### The exercise
Would you repeat the listing exactly but omit every picture?

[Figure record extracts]
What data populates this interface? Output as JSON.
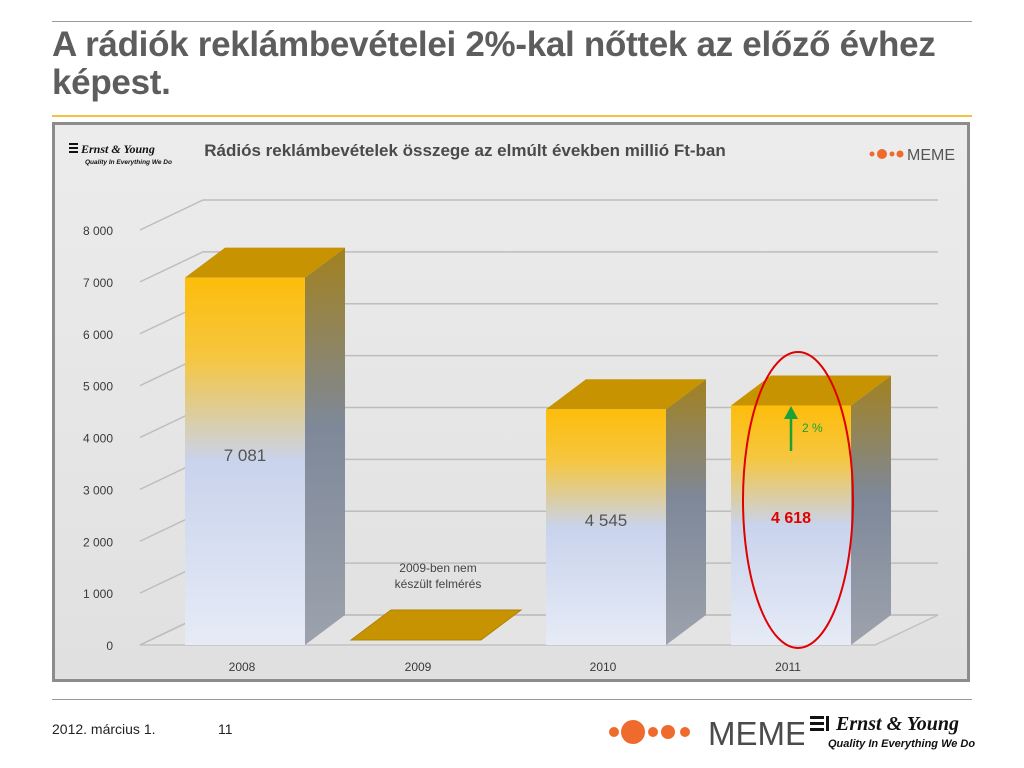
{
  "slide": {
    "title": "A rádiók reklámbevételei 2%-kal nőttek az előző évhez képest.",
    "footer_date": "2012. március 1.",
    "footer_page": "11",
    "meme_logo": "MEME",
    "ey_brand": "Ernst & Young",
    "ey_tagline": "Quality In Everything We Do"
  },
  "colors": {
    "title": "#5d5d5d",
    "accent_rule": "#f5c043",
    "bar_top": "#c79300",
    "highlight": "#e00000",
    "arrow": "#1aa13a",
    "meme_orange": "#ef6a2d"
  },
  "chart_data": {
    "type": "bar",
    "title": "Rádiós reklámbevételek összege az elmúlt években millió Ft-ban",
    "categories": [
      "2008",
      "2009",
      "2010",
      "2011"
    ],
    "values": [
      7081,
      null,
      4545,
      4618
    ],
    "value_labels": [
      "7 081",
      "",
      "4 545",
      "4 618"
    ],
    "ylim": [
      0,
      8000
    ],
    "yticks": [
      0,
      1000,
      2000,
      3000,
      4000,
      5000,
      6000,
      7000,
      8000
    ],
    "ytick_labels": [
      "0",
      "1 000",
      "2 000",
      "3 000",
      "4 000",
      "5 000",
      "6 000",
      "7 000",
      "8 000"
    ],
    "grid": true,
    "annotations": {
      "no_survey": "2009-ben nem\nkészült felmérés",
      "growth": "2 %",
      "highlighted_category": "2011"
    },
    "logos": {
      "ey_brand": "Ernst & Young",
      "ey_tagline": "Quality In Everything We Do",
      "meme": "MEME"
    }
  }
}
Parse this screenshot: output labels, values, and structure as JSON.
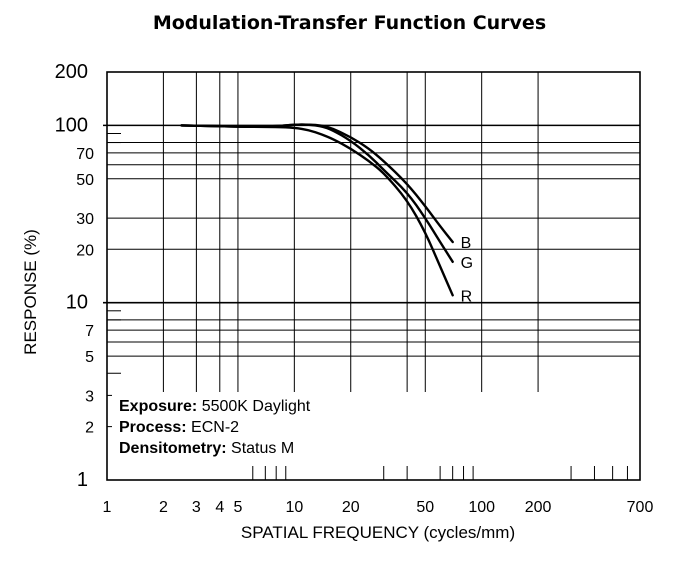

### Complete output
What data populates this interface? Output as JSON.
{
  "slide": {
    "title": "A rádiók reklámbevételei 2%-kal nőttek az előző évhez képest.",
    "footer_date": "2012. március 1.",
    "footer_page": "11",
    "meme_logo": "MEME",
    "ey_brand": "Ernst & Young",
    "ey_tagline": "Quality In Everything We Do"
  },
  "colors": {
    "title": "#5d5d5d",
    "accent_rule": "#f5c043",
    "bar_top": "#c79300",
    "highlight": "#e00000",
    "arrow": "#1aa13a",
    "meme_orange": "#ef6a2d"
  },
  "chart_data": {
    "type": "bar",
    "title": "Rádiós reklámbevételek összege az elmúlt években millió Ft-ban",
    "categories": [
      "2008",
      "2009",
      "2010",
      "2011"
    ],
    "values": [
      7081,
      null,
      4545,
      4618
    ],
    "value_labels": [
      "7 081",
      "",
      "4 545",
      "4 618"
    ],
    "ylim": [
      0,
      8000
    ],
    "yticks": [
      0,
      1000,
      2000,
      3000,
      4000,
      5000,
      6000,
      7000,
      8000
    ],
    "ytick_labels": [
      "0",
      "1 000",
      "2 000",
      "3 000",
      "4 000",
      "5 000",
      "6 000",
      "7 000",
      "8 000"
    ],
    "grid": true,
    "annotations": {
      "no_survey": "2009-ben nem\nkészült felmérés",
      "growth": "2 %",
      "highlighted_category": "2011"
    },
    "logos": {
      "ey_brand": "Ernst & Young",
      "ey_tagline": "Quality In Everything We Do",
      "meme": "MEME"
    }
  }
}
Parse this screenshot: output labels, values, and structure as JSON.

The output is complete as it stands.